## [Task directions]
Show every line where "semnat" occurs.

(Data items)
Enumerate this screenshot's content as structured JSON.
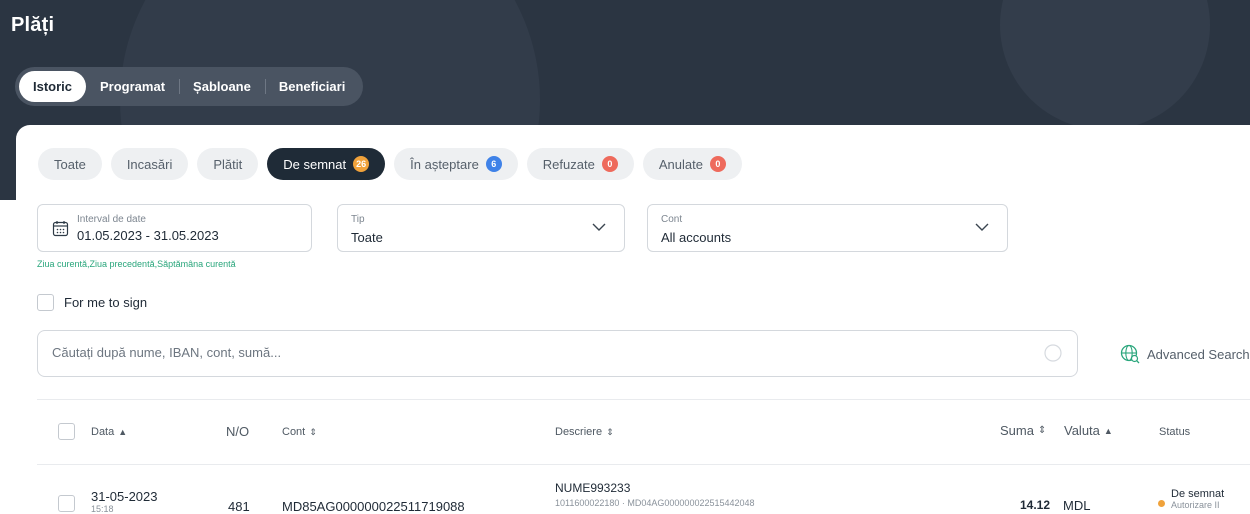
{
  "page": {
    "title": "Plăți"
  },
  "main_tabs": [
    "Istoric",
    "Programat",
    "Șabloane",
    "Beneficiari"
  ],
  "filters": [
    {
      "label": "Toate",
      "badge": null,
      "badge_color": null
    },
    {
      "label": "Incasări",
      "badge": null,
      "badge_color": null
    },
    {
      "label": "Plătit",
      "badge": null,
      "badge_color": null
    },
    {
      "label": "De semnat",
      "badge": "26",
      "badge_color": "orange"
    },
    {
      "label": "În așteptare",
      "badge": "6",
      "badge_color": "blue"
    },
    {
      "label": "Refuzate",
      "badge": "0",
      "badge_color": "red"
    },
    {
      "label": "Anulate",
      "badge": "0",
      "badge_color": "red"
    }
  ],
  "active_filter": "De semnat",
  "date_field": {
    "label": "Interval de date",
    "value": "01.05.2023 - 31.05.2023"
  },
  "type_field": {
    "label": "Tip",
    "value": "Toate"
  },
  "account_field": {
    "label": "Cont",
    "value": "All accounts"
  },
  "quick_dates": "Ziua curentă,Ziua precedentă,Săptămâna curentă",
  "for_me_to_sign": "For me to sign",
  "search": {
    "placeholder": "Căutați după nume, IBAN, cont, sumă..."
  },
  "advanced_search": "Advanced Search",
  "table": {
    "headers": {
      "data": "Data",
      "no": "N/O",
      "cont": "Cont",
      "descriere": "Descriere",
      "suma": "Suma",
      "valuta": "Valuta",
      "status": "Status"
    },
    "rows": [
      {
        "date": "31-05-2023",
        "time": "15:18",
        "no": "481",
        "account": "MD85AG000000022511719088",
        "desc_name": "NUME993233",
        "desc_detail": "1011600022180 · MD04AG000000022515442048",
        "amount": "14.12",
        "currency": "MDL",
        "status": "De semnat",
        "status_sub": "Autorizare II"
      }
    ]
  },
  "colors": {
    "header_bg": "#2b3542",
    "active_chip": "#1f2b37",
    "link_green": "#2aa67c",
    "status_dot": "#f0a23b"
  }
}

## [Task result]
      "label": "De semnat",
  "active_filter": "De semnat",
        "status": "De semnat",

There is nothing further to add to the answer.